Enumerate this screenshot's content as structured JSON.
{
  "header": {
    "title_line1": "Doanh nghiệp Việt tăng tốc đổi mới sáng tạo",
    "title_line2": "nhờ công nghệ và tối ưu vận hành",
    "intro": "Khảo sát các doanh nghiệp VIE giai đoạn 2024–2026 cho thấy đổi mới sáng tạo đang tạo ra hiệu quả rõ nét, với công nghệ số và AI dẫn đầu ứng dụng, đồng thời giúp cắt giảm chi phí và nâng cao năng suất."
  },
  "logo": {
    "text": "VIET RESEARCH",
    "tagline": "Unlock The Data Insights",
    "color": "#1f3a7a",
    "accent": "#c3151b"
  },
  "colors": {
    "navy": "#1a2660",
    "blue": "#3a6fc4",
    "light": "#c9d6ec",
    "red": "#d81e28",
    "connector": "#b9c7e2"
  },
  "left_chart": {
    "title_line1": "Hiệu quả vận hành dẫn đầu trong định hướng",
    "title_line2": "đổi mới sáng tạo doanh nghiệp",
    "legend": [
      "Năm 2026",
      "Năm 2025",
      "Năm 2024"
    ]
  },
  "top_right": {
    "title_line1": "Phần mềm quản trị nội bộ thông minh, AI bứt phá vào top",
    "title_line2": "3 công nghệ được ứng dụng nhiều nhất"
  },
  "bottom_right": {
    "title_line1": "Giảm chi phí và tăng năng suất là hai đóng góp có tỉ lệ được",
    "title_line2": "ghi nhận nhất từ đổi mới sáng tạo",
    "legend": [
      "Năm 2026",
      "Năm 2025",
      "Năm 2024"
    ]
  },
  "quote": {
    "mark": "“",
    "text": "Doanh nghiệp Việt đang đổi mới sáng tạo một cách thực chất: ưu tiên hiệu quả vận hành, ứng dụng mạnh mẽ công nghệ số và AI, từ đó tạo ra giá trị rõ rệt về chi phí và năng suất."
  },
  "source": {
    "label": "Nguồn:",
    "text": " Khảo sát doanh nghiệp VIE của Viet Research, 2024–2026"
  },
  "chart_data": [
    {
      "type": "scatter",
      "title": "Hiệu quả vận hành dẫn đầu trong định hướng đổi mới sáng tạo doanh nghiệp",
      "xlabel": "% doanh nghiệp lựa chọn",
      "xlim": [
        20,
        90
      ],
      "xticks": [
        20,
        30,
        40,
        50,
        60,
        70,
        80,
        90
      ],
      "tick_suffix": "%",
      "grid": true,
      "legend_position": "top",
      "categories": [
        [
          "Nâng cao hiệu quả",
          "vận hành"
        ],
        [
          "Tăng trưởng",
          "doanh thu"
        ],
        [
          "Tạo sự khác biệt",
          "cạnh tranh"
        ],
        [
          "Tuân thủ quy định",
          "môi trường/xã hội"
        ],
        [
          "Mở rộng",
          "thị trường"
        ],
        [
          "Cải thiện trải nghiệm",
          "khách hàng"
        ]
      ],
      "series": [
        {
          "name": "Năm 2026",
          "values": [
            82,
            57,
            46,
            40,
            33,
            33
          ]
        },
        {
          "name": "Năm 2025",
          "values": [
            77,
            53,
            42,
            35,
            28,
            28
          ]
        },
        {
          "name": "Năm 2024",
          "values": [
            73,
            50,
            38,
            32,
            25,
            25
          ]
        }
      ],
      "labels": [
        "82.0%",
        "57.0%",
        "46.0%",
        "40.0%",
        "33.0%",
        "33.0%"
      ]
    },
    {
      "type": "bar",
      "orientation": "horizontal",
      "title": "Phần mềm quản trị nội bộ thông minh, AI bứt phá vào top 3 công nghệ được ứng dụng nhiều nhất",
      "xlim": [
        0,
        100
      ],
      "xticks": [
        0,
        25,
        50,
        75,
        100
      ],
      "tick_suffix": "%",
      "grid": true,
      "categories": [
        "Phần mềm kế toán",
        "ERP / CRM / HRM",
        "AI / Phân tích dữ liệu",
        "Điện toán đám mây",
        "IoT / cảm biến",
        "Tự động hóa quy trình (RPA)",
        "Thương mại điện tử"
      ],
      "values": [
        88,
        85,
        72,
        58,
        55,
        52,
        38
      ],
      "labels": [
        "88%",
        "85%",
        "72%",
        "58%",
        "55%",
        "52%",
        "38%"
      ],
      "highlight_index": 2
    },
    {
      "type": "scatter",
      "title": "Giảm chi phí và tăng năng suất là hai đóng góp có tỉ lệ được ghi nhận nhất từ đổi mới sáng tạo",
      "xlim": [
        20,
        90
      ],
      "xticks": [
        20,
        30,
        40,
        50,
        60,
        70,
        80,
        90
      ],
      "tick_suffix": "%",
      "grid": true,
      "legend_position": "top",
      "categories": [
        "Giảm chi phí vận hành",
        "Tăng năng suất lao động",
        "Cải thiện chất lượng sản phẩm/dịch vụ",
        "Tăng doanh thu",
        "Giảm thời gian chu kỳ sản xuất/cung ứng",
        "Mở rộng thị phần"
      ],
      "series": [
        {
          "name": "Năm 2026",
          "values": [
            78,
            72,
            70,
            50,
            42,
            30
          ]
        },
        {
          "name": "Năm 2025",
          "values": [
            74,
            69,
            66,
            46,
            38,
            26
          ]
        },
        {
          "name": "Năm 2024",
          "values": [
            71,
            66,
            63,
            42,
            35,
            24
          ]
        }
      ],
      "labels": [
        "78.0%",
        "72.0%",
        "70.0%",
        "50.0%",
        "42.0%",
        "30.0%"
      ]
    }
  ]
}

• • • • •

*Task to complete*: Please reproduce every line of the material word for word.

*Reply to the exercise*:
Enumerate this screenshot's content as structured JSON.
{
  "header": {
    "title_line1": "Doanh nghiệp Việt tăng tốc đổi mới sáng tạo",
    "title_line2": "nhờ công nghệ và tối ưu vận hành",
    "intro": "Khảo sát các doanh nghiệp VIE giai đoạn 2024–2026 cho thấy đổi mới sáng tạo đang tạo ra hiệu quả rõ nét, với công nghệ số và AI dẫn đầu ứng dụng, đồng thời giúp cắt giảm chi phí và nâng cao năng suất."
  },
  "logo": {
    "text": "VIET RESEARCH",
    "tagline": "Unlock The Data Insights",
    "color": "#1f3a7a",
    "accent": "#c3151b"
  },
  "colors": {
    "navy": "#1a2660",
    "blue": "#3a6fc4",
    "light": "#c9d6ec",
    "red": "#d81e28",
    "connector": "#b9c7e2"
  },
  "left_chart": {
    "title_line1": "Hiệu quả vận hành dẫn đầu trong định hướng",
    "title_line2": "đổi mới sáng tạo doanh nghiệp",
    "legend": [
      "Năm 2026",
      "Năm 2025",
      "Năm 2024"
    ]
  },
  "top_right": {
    "title_line1": "Phần mềm quản trị nội bộ thông minh, AI bứt phá vào top",
    "title_line2": "3 công nghệ được ứng dụng nhiều nhất"
  },
  "bottom_right": {
    "title_line1": "Giảm chi phí và tăng năng suất là hai đóng góp có tỉ lệ được",
    "title_line2": "ghi nhận nhất từ đổi mới sáng tạo",
    "legend": [
      "Năm 2026",
      "Năm 2025",
      "Năm 2024"
    ]
  },
  "quote": {
    "mark": "“",
    "text": "Doanh nghiệp Việt đang đổi mới sáng tạo một cách thực chất: ưu tiên hiệu quả vận hành, ứng dụng mạnh mẽ công nghệ số và AI, từ đó tạo ra giá trị rõ rệt về chi phí và năng suất."
  },
  "source": {
    "label": "Nguồn:",
    "text": " Khảo sát doanh nghiệp VIE của Viet Research, 2024–2026"
  },
  "chart_data": [
    {
      "type": "scatter",
      "title": "Hiệu quả vận hành dẫn đầu trong định hướng đổi mới sáng tạo doanh nghiệp",
      "xlabel": "% doanh nghiệp lựa chọn",
      "xlim": [
        20,
        90
      ],
      "xticks": [
        20,
        30,
        40,
        50,
        60,
        70,
        80,
        90
      ],
      "tick_suffix": "%",
      "grid": true,
      "legend_position": "top",
      "categories": [
        [
          "Nâng cao hiệu quả",
          "vận hành"
        ],
        [
          "Tăng trưởng",
          "doanh thu"
        ],
        [
          "Tạo sự khác biệt",
          "cạnh tranh"
        ],
        [
          "Tuân thủ quy định",
          "môi trường/xã hội"
        ],
        [
          "Mở rộng",
          "thị trường"
        ],
        [
          "Cải thiện trải nghiệm",
          "khách hàng"
        ]
      ],
      "series": [
        {
          "name": "Năm 2026",
          "values": [
            82,
            57,
            46,
            40,
            33,
            33
          ]
        },
        {
          "name": "Năm 2025",
          "values": [
            77,
            53,
            42,
            35,
            28,
            28
          ]
        },
        {
          "name": "Năm 2024",
          "values": [
            73,
            50,
            38,
            32,
            25,
            25
          ]
        }
      ],
      "labels": [
        "82.0%",
        "57.0%",
        "46.0%",
        "40.0%",
        "33.0%",
        "33.0%"
      ]
    },
    {
      "type": "bar",
      "orientation": "horizontal",
      "title": "Phần mềm quản trị nội bộ thông minh, AI bứt phá vào top 3 công nghệ được ứng dụng nhiều nhất",
      "xlim": [
        0,
        100
      ],
      "xticks": [
        0,
        25,
        50,
        75,
        100
      ],
      "tick_suffix": "%",
      "grid": true,
      "categories": [
        "Phần mềm kế toán",
        "ERP / CRM / HRM",
        "AI / Phân tích dữ liệu",
        "Điện toán đám mây",
        "IoT / cảm biến",
        "Tự động hóa quy trình (RPA)",
        "Thương mại điện tử"
      ],
      "values": [
        88,
        85,
        72,
        58,
        55,
        52,
        38
      ],
      "labels": [
        "88%",
        "85%",
        "72%",
        "58%",
        "55%",
        "52%",
        "38%"
      ],
      "highlight_index": 2
    },
    {
      "type": "scatter",
      "title": "Giảm chi phí và tăng năng suất là hai đóng góp có tỉ lệ được ghi nhận nhất từ đổi mới sáng tạo",
      "xlim": [
        20,
        90
      ],
      "xticks": [
        20,
        30,
        40,
        50,
        60,
        70,
        80,
        90
      ],
      "tick_suffix": "%",
      "grid": true,
      "legend_position": "top",
      "categories": [
        "Giảm chi phí vận hành",
        "Tăng năng suất lao động",
        "Cải thiện chất lượng sản phẩm/dịch vụ",
        "Tăng doanh thu",
        "Giảm thời gian chu kỳ sản xuất/cung ứng",
        "Mở rộng thị phần"
      ],
      "series": [
        {
          "name": "Năm 2026",
          "values": [
            78,
            72,
            70,
            50,
            42,
            30
          ]
        },
        {
          "name": "Năm 2025",
          "values": [
            74,
            69,
            66,
            46,
            38,
            26
          ]
        },
        {
          "name": "Năm 2024",
          "values": [
            71,
            66,
            63,
            42,
            35,
            24
          ]
        }
      ],
      "labels": [
        "78.0%",
        "72.0%",
        "70.0%",
        "50.0%",
        "42.0%",
        "30.0%"
      ]
    }
  ]
}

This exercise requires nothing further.